# Task to complete
Extract and list every line that contains the word "JSON".

▬▬▬▬▬▬▬▬▬▬

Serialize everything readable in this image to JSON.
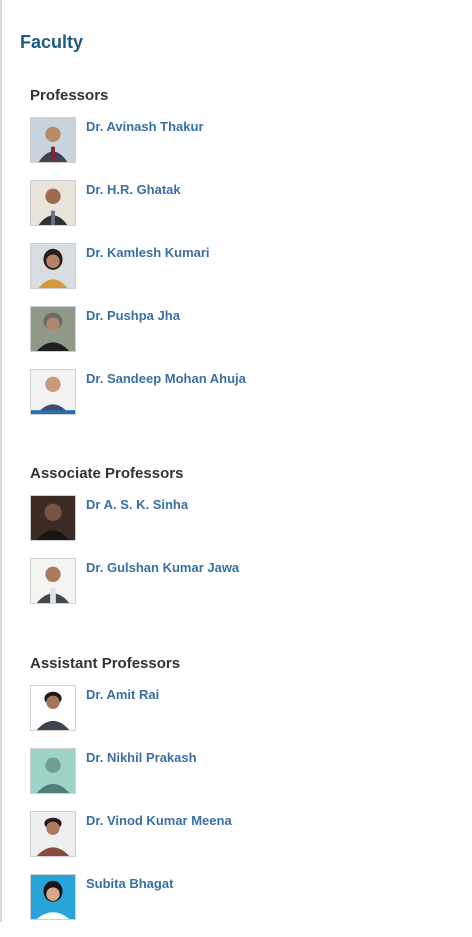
{
  "page_title": "Faculty",
  "sections": [
    {
      "heading": "Professors",
      "people": [
        {
          "name": "Dr. Avinash Thakur",
          "photo": "portrait-photo"
        },
        {
          "name": "Dr. H.R. Ghatak",
          "photo": "portrait-photo"
        },
        {
          "name": "Dr. Kamlesh Kumari",
          "photo": "portrait-photo"
        },
        {
          "name": "Dr. Pushpa Jha",
          "photo": "portrait-photo"
        },
        {
          "name": "Dr. Sandeep Mohan Ahuja",
          "photo": "portrait-photo"
        }
      ]
    },
    {
      "heading": "Associate Professors",
      "people": [
        {
          "name": "Dr A. S. K. Sinha",
          "photo": "portrait-photo"
        },
        {
          "name": "Dr. Gulshan Kumar Jawa",
          "photo": "portrait-photo"
        }
      ]
    },
    {
      "heading": "Assistant Professors",
      "people": [
        {
          "name": "Dr. Amit Rai",
          "photo": "portrait-photo"
        },
        {
          "name": "Dr. Nikhil Prakash",
          "photo": "portrait-photo"
        },
        {
          "name": "Dr. Vinod Kumar Meena",
          "photo": "portrait-photo"
        },
        {
          "name": "Subita Bhagat",
          "photo": "portrait-photo"
        }
      ]
    }
  ],
  "colors": {
    "title": "#1f5b86",
    "heading": "#333333",
    "link": "#3a6fa5"
  }
}
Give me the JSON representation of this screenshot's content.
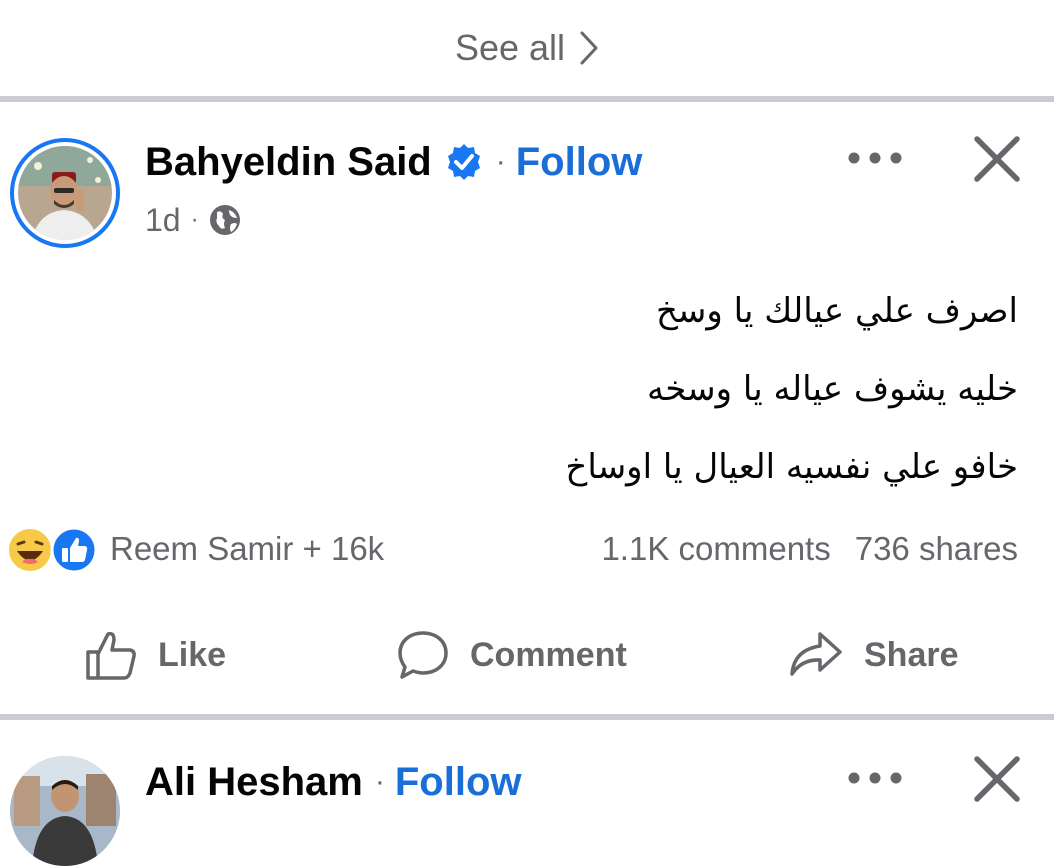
{
  "see_all": {
    "label": "See all",
    "icon": "chevron-right-icon"
  },
  "post": {
    "author": "Bahyeldin Said",
    "verified_icon": "verified-badge-icon",
    "separator": "·",
    "follow_label": "Follow",
    "time": "1d",
    "meta_separator": "·",
    "audience_icon": "globe-icon",
    "more_icon": "more-options-icon",
    "close_icon": "close-icon",
    "lines": [
      "اصرف علي عيالك يا وسخ",
      "خليه يشوف عياله يا وسخه",
      "خافو علي نفسيه العيال يا اوساخ"
    ],
    "reactions": {
      "icons": [
        "haha-reaction-icon",
        "like-reaction-icon"
      ],
      "text": "Reem Samir + 16k"
    },
    "comments": "1.1K comments",
    "shares": "736 shares",
    "actions": {
      "like": "Like",
      "comment": "Comment",
      "share": "Share"
    }
  },
  "next_post": {
    "author": "Ali Hesham",
    "separator": "·",
    "follow_label": "Follow"
  },
  "colors": {
    "brand_blue": "#1877f2",
    "follow_blue": "#1a6ed8",
    "secondary_text": "#65676b",
    "divider": "#c9ccd1"
  }
}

▬▬▬▬▬▬▬▬▬▬

# Answer to the exercise
Serialize everything readable in this image to JSON.
Give me the JSON representation of this screenshot's content.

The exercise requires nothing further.